Source data:
§
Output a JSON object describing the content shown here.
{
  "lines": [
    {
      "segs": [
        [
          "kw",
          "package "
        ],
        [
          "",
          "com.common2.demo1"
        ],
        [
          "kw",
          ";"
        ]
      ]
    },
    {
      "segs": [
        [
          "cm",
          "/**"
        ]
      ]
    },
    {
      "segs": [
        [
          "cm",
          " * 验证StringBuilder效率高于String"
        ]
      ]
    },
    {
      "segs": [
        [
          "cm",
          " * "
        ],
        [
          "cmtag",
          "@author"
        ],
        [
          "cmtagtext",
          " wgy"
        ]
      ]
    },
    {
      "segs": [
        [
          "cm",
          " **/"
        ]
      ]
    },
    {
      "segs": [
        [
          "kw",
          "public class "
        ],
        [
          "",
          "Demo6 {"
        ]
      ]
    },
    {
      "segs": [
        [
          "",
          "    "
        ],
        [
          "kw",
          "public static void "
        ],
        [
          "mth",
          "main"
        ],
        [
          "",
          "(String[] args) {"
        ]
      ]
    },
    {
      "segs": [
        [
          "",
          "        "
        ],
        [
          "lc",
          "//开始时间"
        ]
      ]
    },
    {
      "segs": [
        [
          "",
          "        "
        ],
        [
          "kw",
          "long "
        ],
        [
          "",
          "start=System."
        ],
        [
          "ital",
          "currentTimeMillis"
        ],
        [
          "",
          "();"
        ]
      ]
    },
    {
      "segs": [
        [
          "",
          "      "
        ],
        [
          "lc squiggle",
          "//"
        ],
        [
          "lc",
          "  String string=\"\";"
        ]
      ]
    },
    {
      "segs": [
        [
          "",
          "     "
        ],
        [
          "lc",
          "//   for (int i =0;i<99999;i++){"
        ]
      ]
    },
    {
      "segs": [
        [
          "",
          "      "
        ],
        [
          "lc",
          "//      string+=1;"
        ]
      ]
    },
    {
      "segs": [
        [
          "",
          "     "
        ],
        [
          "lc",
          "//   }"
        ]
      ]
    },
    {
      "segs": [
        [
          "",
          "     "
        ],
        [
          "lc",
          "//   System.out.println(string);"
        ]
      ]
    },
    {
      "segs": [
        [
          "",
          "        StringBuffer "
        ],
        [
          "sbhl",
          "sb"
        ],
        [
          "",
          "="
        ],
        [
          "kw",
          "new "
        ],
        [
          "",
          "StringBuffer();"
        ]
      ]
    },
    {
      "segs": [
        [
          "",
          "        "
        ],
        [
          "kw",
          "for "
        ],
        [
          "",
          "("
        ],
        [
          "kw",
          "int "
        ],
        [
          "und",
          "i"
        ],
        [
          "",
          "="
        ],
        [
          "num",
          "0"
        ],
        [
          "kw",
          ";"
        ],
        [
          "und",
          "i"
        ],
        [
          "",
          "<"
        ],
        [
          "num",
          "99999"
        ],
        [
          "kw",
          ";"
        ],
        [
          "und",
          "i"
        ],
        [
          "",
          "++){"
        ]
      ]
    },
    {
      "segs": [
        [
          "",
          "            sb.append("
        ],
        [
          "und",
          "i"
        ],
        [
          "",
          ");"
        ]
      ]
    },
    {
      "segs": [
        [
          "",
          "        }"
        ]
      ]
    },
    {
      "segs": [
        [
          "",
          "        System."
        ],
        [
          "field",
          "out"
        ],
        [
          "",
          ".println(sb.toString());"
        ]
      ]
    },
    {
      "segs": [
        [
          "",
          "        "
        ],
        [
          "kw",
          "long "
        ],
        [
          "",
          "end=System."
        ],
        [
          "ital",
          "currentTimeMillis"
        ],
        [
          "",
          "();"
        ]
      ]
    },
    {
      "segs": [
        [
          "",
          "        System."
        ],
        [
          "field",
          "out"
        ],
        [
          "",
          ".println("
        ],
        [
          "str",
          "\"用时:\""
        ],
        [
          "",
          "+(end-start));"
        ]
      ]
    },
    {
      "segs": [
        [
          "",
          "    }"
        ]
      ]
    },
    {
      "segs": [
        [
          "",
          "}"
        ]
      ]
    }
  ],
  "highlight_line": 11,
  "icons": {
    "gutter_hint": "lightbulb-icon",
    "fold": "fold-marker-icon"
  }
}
§
▶ **The problem**: Reproduce each record exactly, leaving nothing out.

▶ **Solution for this task**:
Output a JSON object describing the content shown here.
{
  "lines": [
    {
      "segs": [
        [
          "kw",
          "package "
        ],
        [
          "",
          "com.common2.demo1"
        ],
        [
          "kw",
          ";"
        ]
      ]
    },
    {
      "segs": [
        [
          "cm",
          "/**"
        ]
      ]
    },
    {
      "segs": [
        [
          "cm",
          " * 验证StringBuilder效率高于String"
        ]
      ]
    },
    {
      "segs": [
        [
          "cm",
          " * "
        ],
        [
          "cmtag",
          "@author"
        ],
        [
          "cmtagtext",
          " wgy"
        ]
      ]
    },
    {
      "segs": [
        [
          "cm",
          " **/"
        ]
      ]
    },
    {
      "segs": [
        [
          "kw",
          "public class "
        ],
        [
          "",
          "Demo6 {"
        ]
      ]
    },
    {
      "segs": [
        [
          "",
          "    "
        ],
        [
          "kw",
          "public static void "
        ],
        [
          "mth",
          "main"
        ],
        [
          "",
          "(String[] args) {"
        ]
      ]
    },
    {
      "segs": [
        [
          "",
          "        "
        ],
        [
          "lc",
          "//开始时间"
        ]
      ]
    },
    {
      "segs": [
        [
          "",
          "        "
        ],
        [
          "kw",
          "long "
        ],
        [
          "",
          "start=System."
        ],
        [
          "ital",
          "currentTimeMillis"
        ],
        [
          "",
          "();"
        ]
      ]
    },
    {
      "segs": [
        [
          "",
          "      "
        ],
        [
          "lc squiggle",
          "//"
        ],
        [
          "lc",
          "  String string=\"\";"
        ]
      ]
    },
    {
      "segs": [
        [
          "",
          "     "
        ],
        [
          "lc",
          "//   for (int i =0;i<99999;i++){"
        ]
      ]
    },
    {
      "segs": [
        [
          "",
          "      "
        ],
        [
          "lc",
          "//      string+=1;"
        ]
      ]
    },
    {
      "segs": [
        [
          "",
          "     "
        ],
        [
          "lc",
          "//   }"
        ]
      ]
    },
    {
      "segs": [
        [
          "",
          "     "
        ],
        [
          "lc",
          "//   System.out.println(string);"
        ]
      ]
    },
    {
      "segs": [
        [
          "",
          "        StringBuffer "
        ],
        [
          "sbhl",
          "sb"
        ],
        [
          "",
          "="
        ],
        [
          "kw",
          "new "
        ],
        [
          "",
          "StringBuffer();"
        ]
      ]
    },
    {
      "segs": [
        [
          "",
          "        "
        ],
        [
          "kw",
          "for "
        ],
        [
          "",
          "("
        ],
        [
          "kw",
          "int "
        ],
        [
          "und",
          "i"
        ],
        [
          "",
          "="
        ],
        [
          "num",
          "0"
        ],
        [
          "kw",
          ";"
        ],
        [
          "und",
          "i"
        ],
        [
          "",
          "<"
        ],
        [
          "num",
          "99999"
        ],
        [
          "kw",
          ";"
        ],
        [
          "und",
          "i"
        ],
        [
          "",
          "++){"
        ]
      ]
    },
    {
      "segs": [
        [
          "",
          "            sb.append("
        ],
        [
          "und",
          "i"
        ],
        [
          "",
          ");"
        ]
      ]
    },
    {
      "segs": [
        [
          "",
          "        }"
        ]
      ]
    },
    {
      "segs": [
        [
          "",
          "        System."
        ],
        [
          "field",
          "out"
        ],
        [
          "",
          ".println(sb.toString());"
        ]
      ]
    },
    {
      "segs": [
        [
          "",
          "        "
        ],
        [
          "kw",
          "long "
        ],
        [
          "",
          "end=System."
        ],
        [
          "ital",
          "currentTimeMillis"
        ],
        [
          "",
          "();"
        ]
      ]
    },
    {
      "segs": [
        [
          "",
          "        System."
        ],
        [
          "field",
          "out"
        ],
        [
          "",
          ".println("
        ],
        [
          "str",
          "\"用时:\""
        ],
        [
          "",
          "+(end-start));"
        ]
      ]
    },
    {
      "segs": [
        [
          "",
          "    }"
        ]
      ]
    },
    {
      "segs": [
        [
          "",
          "}"
        ]
      ]
    }
  ],
  "highlight_line": 11,
  "icons": {
    "gutter_hint": "lightbulb-icon",
    "fold": "fold-marker-icon"
  }
}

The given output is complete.